• [Dataset items]:

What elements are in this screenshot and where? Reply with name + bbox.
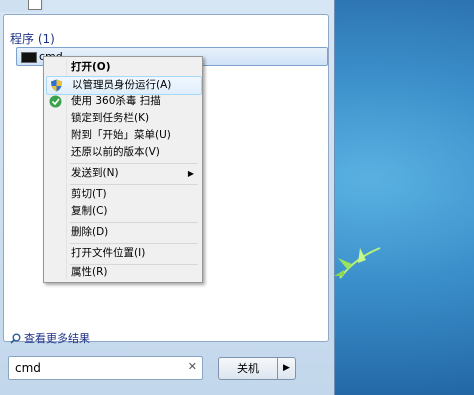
see-more-results-link[interactable]: 查看更多结果 bbox=[10, 330, 90, 346]
menu-separator bbox=[70, 222, 198, 223]
menu-item-label: 打开(O) bbox=[71, 61, 111, 73]
menu-separator bbox=[70, 163, 198, 164]
menu-item-label: 发送到(N) bbox=[71, 167, 119, 179]
menu-item-copy[interactable]: 复制(C) bbox=[46, 203, 200, 220]
desktop-background bbox=[320, 0, 474, 395]
antivirus-icon bbox=[49, 95, 62, 108]
clear-search-icon[interactable]: ✕ bbox=[188, 360, 197, 373]
menu-item-send-to[interactable]: 发送到(N) ▶ bbox=[46, 165, 200, 182]
see-more-label: 查看更多结果 bbox=[24, 332, 90, 345]
top-program-icon bbox=[0, 0, 44, 12]
programs-section-header: 程序 (1) bbox=[10, 32, 55, 46]
menu-item-label: 锁定到任务栏(K) bbox=[71, 112, 150, 124]
console-icon bbox=[21, 52, 37, 63]
checkbox-icon bbox=[28, 0, 42, 10]
menu-item-pin-start[interactable]: 附到「开始」菜单(U) bbox=[46, 127, 200, 144]
menu-item-label: 剪切(T) bbox=[71, 188, 107, 200]
shutdown-options-arrow[interactable]: ▶ bbox=[277, 357, 296, 380]
menu-item-label: 打开文件位置(I) bbox=[71, 247, 146, 259]
menu-item-delete[interactable]: 删除(D) bbox=[46, 224, 200, 241]
search-input[interactable]: cmd ✕ bbox=[8, 356, 203, 380]
menu-item-label: 属性(R) bbox=[71, 266, 108, 278]
submenu-arrow-icon: ▶ bbox=[187, 169, 194, 178]
menu-item-label: 删除(D) bbox=[71, 226, 109, 238]
menu-item-cut[interactable]: 剪切(T) bbox=[46, 186, 200, 203]
menu-item-label: 使用 360杀毒 扫描 bbox=[71, 95, 161, 107]
menu-item-label: 以管理员身份运行(A) bbox=[72, 79, 172, 91]
search-icon bbox=[10, 333, 21, 344]
shield-icon bbox=[51, 79, 62, 92]
shutdown-button[interactable]: 关机 bbox=[218, 357, 278, 380]
menu-item-label: 还原以前的版本(V) bbox=[71, 146, 160, 158]
menu-item-360-scan[interactable]: 使用 360杀毒 扫描 bbox=[46, 93, 200, 110]
menu-item-restore-versions[interactable]: 还原以前的版本(V) bbox=[46, 144, 200, 161]
menu-separator bbox=[70, 243, 198, 244]
menu-item-label: 复制(C) bbox=[71, 205, 108, 217]
menu-item-pin-taskbar[interactable]: 锁定到任务栏(K) bbox=[46, 110, 200, 127]
search-input-value: cmd bbox=[15, 361, 41, 375]
menu-item-open[interactable]: 打开(O) bbox=[46, 59, 200, 76]
menu-item-properties[interactable]: 属性(R) bbox=[46, 264, 200, 281]
menu-item-label: 附到「开始」菜单(U) bbox=[71, 129, 171, 141]
menu-separator bbox=[70, 184, 198, 185]
context-menu: 打开(O) 以管理员身份运行(A) 使用 360杀毒 扫描 锁定到任务栏(K) … bbox=[43, 56, 203, 283]
wallpaper-leaf-graphic bbox=[334, 247, 381, 279]
menu-item-open-location[interactable]: 打开文件位置(I) bbox=[46, 245, 200, 262]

• [About this task]: Filter the lines above, keeping each one that contains the string "more".

• [Expected answer]:
see-more-results-link[interactable]: 查看更多结果 bbox=[10, 330, 90, 346]
see-more-label: 查看更多结果 bbox=[24, 332, 90, 345]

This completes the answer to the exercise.